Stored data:
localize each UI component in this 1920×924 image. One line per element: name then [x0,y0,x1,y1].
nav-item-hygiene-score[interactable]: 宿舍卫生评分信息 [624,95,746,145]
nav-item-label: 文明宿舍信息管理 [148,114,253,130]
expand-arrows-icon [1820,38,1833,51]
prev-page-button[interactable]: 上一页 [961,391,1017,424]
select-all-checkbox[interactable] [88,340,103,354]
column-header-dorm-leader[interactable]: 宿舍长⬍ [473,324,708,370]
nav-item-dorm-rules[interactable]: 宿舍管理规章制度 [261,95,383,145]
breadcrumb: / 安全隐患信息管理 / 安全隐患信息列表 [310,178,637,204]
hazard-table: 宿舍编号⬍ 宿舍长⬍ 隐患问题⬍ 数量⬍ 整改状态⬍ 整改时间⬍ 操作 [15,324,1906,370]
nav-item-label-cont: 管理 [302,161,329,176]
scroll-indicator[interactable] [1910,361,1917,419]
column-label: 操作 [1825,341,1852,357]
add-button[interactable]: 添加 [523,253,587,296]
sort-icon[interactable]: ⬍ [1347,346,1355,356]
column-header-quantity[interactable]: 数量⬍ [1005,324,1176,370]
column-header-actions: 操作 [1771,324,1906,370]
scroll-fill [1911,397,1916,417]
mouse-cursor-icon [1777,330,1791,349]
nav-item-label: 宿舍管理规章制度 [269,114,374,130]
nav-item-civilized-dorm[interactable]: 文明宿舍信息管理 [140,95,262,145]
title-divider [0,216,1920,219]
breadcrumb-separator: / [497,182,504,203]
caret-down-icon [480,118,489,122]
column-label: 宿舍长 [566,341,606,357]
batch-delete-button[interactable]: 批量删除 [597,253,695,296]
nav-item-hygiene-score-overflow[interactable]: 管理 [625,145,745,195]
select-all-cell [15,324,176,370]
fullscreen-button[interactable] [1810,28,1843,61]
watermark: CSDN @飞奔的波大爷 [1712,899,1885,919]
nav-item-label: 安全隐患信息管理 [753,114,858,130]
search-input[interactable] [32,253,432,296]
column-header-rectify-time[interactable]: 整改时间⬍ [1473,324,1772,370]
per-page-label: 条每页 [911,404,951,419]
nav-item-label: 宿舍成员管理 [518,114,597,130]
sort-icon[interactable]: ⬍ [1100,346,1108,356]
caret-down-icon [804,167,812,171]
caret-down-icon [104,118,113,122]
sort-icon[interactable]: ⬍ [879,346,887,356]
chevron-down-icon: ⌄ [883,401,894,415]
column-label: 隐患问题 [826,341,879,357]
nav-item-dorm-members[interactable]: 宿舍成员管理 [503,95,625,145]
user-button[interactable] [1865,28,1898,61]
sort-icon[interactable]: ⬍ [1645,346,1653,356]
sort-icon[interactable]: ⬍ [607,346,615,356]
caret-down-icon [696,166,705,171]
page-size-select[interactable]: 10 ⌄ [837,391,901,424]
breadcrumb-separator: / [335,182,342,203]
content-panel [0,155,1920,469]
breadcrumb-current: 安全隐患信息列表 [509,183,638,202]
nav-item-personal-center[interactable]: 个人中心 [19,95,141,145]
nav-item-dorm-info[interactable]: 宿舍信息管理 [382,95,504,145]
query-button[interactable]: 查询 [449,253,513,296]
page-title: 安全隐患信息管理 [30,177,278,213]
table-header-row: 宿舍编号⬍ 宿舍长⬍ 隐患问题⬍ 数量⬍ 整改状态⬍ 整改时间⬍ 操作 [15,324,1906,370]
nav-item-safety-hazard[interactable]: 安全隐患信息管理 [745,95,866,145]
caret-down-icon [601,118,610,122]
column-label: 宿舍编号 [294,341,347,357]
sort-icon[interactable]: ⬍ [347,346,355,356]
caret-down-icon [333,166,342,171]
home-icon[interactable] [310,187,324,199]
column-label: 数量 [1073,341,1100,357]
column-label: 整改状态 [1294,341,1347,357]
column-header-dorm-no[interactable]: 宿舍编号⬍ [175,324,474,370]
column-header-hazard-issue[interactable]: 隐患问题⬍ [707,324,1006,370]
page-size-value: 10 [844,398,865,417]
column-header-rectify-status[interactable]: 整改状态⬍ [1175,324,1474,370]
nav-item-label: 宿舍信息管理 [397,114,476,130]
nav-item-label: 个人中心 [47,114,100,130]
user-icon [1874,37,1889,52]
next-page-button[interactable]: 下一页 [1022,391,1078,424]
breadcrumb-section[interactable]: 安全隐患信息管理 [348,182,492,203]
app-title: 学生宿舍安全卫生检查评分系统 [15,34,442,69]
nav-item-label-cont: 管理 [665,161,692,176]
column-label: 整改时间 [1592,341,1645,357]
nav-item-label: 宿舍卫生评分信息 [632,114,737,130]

### Required task
Write out the material word for word, starting with its first line and going on through the line that contains "batch-delete-button[interactable]: 批量删除 [597,253,695,296]", with both of those lines included.

### Problem solution
localize each UI component in this 1920×924 image. One line per element: name then [x0,y0,x1,y1].
nav-item-hygiene-score[interactable]: 宿舍卫生评分信息 [624,95,746,145]
nav-item-label: 文明宿舍信息管理 [148,114,253,130]
expand-arrows-icon [1820,38,1833,51]
prev-page-button[interactable]: 上一页 [961,391,1017,424]
select-all-checkbox[interactable] [88,340,103,354]
column-header-dorm-leader[interactable]: 宿舍长⬍ [473,324,708,370]
nav-item-dorm-rules[interactable]: 宿舍管理规章制度 [261,95,383,145]
breadcrumb: / 安全隐患信息管理 / 安全隐患信息列表 [310,178,637,204]
hazard-table: 宿舍编号⬍ 宿舍长⬍ 隐患问题⬍ 数量⬍ 整改状态⬍ 整改时间⬍ 操作 [15,324,1906,370]
nav-item-label-cont: 管理 [302,161,329,176]
scroll-indicator[interactable] [1910,361,1917,419]
column-label: 操作 [1825,341,1852,357]
add-button[interactable]: 添加 [523,253,587,296]
sort-icon[interactable]: ⬍ [1347,346,1355,356]
column-header-quantity[interactable]: 数量⬍ [1005,324,1176,370]
column-header-actions: 操作 [1771,324,1906,370]
scroll-fill [1911,397,1916,417]
mouse-cursor-icon [1777,330,1791,349]
nav-item-label: 宿舍管理规章制度 [269,114,374,130]
nav-item-civilized-dorm[interactable]: 文明宿舍信息管理 [140,95,262,145]
title-divider [0,216,1920,219]
breadcrumb-separator: / [497,182,504,203]
caret-down-icon [480,118,489,122]
column-label: 宿舍长 [566,341,606,357]
batch-delete-button[interactable]: 批量删除 [597,253,695,296]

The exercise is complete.